*SELECTED EXTRACT:*
★ ★ ★ ★ ★

Hayden Dingman | Nov. 18, 2014
Oh boy, there's a lot to talk about here. Most of it isn't good.

Unity, for whatever reason, largely abandons this pretense outside of some minor moments like waltzing through the Estates-General or even meeting Napoleon. The game feels more grounded overall, though, with Arno largely focused on his own story while the Revolution goes on in the background. Ubisoft clearly expects the city itself (and some of the side content) to tell the story of the French Revolution, as it slowly devolves from pristine Paris to an eternal garbage fire.

It wouldn't necessarily be a bad thing to divorce the story from its Forrest Gump roots, as it allows for more nuance of character, but an unwanted side effect is that this game could just as easily take place in any period of history (say, Renaissance Italy) as in the French Revolution.

The main story of Unity is actually the relationship between Arno and his more-than-friend Elise, a red-haired girl from his childhood who he's grown up and fallen in love with. These two characters and their shifting relations is the heart of Unity, and it's well-executed. There's a lot of depth to the relationship between the two, and it's treated with a seriousness the likes of which most video game romances don't reach. As I said, though, it doesn't do anything to ground the story in the French Revolution, unlike the relationship between Edward Kenway and actual historical figure Mary Read in Black Flag.

And if you were upset with Black Flag because the modern-day storyline was given short shrift, you'll be livid with Unity. The modern-day setting is dismissed almost entirely in this game. They even got rid of Black Flag's first-person exploration sections, which personally I enjoyed. Instead you... watch videos. And once every two or three chapters hear some (brief) voiceover.

To crown it all, the game doesn't play as well as previous entries (and I don't even mean from a technical standpoint). If you asked me what one thing I'd like to see changed with the Assassin's Creed franchise, the free-running would've been pretty low on my list. It needed refinement, for sure, as you occasionally had the "Oh damn I just jumped off this twelve story building by accident" moments. For the most part, though, the free-running was a stand-out feature.

Unity, for whatever reason, overhauls the parkour and splits traversal into two separate Ascend and Descend buttons. The new system sounds great on paper but is horrible at context, and often I got stuck on the side of a wall trying to figure out what combination of buttons to press to get Arno to move again, or stuck on the edge of a two-foot tall box trying in vain to get Arno to jump off it. If anything, the controls now feel less responsive than they used to.

★ ★ ★ ★ ★

*EXCERPTED RECORDS:*
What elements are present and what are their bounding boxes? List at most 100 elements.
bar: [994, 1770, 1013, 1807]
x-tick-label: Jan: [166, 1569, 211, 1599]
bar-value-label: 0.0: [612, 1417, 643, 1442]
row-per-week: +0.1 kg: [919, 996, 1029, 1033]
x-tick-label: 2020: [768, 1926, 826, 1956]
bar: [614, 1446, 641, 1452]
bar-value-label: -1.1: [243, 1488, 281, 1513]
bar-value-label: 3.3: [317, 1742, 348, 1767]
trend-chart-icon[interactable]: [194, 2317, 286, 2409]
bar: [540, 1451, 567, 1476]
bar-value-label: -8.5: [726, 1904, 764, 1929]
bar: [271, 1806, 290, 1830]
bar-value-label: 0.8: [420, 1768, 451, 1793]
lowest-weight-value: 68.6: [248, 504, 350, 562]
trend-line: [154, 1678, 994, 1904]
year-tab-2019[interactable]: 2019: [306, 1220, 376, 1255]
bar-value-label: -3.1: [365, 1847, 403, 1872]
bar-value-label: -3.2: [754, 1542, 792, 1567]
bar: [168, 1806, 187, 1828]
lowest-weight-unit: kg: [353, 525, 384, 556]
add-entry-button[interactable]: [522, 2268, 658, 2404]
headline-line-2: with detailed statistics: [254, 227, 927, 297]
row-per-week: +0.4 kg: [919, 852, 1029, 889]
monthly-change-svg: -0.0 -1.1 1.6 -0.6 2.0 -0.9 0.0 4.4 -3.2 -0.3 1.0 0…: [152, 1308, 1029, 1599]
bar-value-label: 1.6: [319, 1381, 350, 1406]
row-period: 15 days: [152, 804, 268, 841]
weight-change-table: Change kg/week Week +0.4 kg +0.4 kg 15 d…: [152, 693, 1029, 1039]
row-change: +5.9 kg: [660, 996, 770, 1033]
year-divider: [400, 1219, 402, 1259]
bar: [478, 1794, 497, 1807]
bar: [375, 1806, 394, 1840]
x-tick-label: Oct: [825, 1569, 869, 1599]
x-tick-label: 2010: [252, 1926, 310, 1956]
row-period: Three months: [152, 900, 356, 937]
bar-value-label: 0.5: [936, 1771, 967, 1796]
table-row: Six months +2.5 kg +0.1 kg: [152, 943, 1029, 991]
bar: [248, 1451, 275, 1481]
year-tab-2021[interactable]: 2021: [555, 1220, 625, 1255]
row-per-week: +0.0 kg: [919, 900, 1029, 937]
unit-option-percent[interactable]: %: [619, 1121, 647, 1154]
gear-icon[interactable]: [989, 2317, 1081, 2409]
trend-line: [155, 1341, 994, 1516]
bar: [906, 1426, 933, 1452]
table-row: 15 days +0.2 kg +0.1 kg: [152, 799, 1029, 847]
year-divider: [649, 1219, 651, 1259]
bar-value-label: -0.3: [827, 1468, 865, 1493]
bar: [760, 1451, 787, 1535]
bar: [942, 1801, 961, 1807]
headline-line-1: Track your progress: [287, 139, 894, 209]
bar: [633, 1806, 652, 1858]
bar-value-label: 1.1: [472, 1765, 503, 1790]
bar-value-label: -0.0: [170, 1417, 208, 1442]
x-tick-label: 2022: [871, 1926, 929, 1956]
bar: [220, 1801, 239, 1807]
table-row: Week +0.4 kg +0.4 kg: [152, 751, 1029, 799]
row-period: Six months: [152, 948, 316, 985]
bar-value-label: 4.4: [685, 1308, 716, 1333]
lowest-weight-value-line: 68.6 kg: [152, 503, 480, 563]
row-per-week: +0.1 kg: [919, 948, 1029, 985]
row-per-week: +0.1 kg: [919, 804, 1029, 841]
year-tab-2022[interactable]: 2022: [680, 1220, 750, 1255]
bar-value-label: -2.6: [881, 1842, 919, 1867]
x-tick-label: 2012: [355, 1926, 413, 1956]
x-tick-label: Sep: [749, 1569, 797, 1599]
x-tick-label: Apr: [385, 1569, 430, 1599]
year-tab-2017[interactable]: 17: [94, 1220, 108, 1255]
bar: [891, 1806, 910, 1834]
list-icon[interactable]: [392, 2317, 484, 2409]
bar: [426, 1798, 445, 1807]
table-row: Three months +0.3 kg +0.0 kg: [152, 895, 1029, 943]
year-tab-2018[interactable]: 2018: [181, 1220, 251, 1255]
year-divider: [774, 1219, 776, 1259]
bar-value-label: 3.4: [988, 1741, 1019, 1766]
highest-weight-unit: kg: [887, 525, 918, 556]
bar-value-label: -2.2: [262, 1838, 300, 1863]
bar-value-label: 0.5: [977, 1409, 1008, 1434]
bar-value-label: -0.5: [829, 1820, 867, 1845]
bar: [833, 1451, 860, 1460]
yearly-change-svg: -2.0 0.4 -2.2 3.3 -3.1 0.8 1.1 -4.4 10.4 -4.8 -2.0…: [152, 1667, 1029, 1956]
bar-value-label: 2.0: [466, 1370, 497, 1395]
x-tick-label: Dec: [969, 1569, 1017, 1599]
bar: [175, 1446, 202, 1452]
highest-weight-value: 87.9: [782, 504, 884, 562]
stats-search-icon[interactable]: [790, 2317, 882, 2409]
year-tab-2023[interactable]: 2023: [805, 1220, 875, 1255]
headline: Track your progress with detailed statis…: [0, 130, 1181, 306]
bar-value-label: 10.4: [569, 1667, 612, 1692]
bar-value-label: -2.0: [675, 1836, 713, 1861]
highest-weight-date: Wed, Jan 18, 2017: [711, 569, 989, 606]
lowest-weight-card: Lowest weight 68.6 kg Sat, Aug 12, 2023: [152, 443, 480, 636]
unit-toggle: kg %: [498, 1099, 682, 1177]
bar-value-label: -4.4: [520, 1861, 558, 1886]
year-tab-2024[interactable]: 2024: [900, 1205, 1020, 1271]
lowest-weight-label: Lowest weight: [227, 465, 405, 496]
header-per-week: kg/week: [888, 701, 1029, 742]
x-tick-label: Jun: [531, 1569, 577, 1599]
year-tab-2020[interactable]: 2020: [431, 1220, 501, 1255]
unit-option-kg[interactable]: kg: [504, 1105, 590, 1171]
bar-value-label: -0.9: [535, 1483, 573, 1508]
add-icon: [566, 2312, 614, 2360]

★ ★ ★ ★ ★

Indicate whether each of the following statements agrees with the review of Assassin's Creed Unity, answering yes or no and quoting the exact words of the review that decide it. (a) Unity keeps the first-person exploration sections from Black Flag. (b) Elise is described as a red-haired girl from Arno's childhood. (c) Under the overhauled parkour system, the controls feel more responsive than before.

(a) No: "They even got rid of Black Flag's first-person exploration sections"
(b) Yes: "a red-haired girl from his childhood"
(c) No: "the controls now feel less responsive than they used to"